[Saved data entries]
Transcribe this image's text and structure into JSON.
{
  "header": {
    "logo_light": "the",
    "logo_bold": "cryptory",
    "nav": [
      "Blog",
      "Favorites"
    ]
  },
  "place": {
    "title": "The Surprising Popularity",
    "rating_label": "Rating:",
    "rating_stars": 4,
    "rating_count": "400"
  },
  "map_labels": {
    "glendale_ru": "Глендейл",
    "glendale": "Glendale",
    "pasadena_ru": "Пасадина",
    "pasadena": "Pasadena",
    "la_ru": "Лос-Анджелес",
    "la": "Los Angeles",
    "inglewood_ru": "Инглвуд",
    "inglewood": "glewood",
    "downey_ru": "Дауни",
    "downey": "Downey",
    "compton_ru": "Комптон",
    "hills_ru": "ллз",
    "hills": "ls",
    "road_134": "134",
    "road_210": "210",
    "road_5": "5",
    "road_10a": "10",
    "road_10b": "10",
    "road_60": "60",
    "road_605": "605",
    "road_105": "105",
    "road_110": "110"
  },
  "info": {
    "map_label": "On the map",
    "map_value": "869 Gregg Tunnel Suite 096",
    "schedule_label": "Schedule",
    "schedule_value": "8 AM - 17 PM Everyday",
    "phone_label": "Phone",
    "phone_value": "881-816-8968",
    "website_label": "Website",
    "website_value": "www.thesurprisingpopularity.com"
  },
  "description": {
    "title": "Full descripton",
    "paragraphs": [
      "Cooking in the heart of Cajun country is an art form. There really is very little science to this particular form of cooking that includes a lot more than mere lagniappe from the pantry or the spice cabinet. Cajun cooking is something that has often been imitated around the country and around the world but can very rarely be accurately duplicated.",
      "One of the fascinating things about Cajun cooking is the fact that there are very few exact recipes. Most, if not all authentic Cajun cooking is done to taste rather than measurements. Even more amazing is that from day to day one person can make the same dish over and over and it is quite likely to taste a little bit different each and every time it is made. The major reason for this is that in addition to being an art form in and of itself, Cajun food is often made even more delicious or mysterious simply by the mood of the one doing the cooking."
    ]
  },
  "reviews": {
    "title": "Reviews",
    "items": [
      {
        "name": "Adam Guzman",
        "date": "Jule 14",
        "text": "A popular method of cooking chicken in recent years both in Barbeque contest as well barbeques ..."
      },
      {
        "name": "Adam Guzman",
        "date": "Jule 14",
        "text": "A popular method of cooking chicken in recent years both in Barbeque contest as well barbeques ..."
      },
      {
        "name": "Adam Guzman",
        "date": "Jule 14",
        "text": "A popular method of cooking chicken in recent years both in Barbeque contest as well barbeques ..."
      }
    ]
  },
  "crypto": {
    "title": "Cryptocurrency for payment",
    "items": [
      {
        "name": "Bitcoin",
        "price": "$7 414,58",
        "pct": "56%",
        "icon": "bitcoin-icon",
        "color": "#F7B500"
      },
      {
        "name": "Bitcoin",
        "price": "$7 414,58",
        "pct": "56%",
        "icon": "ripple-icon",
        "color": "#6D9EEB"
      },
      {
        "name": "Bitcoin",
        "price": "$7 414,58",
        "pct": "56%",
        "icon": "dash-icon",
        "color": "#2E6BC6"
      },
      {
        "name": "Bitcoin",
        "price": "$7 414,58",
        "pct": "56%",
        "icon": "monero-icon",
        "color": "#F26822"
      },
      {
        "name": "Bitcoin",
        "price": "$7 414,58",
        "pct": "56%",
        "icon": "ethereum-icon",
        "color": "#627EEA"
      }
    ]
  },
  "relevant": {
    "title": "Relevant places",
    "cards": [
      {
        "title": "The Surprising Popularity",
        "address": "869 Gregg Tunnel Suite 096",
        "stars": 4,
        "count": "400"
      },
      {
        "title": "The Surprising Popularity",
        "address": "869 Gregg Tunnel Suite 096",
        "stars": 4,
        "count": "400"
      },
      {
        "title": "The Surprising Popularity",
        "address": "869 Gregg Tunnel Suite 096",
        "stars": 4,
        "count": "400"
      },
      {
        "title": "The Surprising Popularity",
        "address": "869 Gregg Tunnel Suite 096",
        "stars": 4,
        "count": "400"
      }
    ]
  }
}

...

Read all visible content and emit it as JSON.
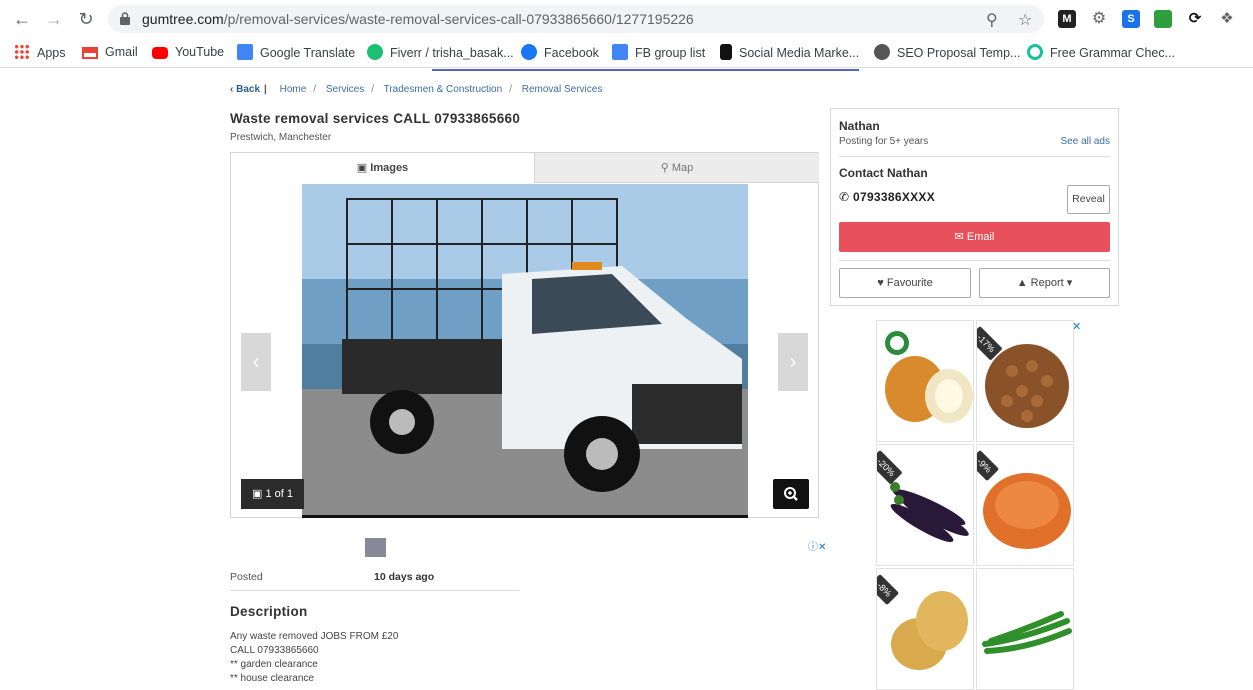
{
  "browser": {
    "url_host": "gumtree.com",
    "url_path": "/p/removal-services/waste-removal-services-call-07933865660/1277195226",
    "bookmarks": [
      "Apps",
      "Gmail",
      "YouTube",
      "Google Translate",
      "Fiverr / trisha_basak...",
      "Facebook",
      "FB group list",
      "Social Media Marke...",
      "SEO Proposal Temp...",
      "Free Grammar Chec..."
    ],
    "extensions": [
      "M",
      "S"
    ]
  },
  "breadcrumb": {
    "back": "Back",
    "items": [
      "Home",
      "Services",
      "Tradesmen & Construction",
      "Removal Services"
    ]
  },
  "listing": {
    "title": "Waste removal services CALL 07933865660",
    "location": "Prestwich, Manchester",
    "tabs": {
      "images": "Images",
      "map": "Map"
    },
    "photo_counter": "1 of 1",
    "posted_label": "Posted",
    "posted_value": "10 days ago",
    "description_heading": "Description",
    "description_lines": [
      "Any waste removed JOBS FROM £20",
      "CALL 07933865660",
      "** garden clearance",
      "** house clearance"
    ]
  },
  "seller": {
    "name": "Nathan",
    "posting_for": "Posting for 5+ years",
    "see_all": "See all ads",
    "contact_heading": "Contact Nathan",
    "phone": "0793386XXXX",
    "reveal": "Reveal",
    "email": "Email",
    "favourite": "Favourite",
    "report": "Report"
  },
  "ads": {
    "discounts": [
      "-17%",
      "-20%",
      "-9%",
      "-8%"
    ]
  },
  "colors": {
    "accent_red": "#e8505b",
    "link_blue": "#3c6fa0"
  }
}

> Request
Copy each line of the listing that holds the word "JSON".

> Worked solution
Transcribe this image's text and structure into JSON.
Read all visible content and emit it as JSON.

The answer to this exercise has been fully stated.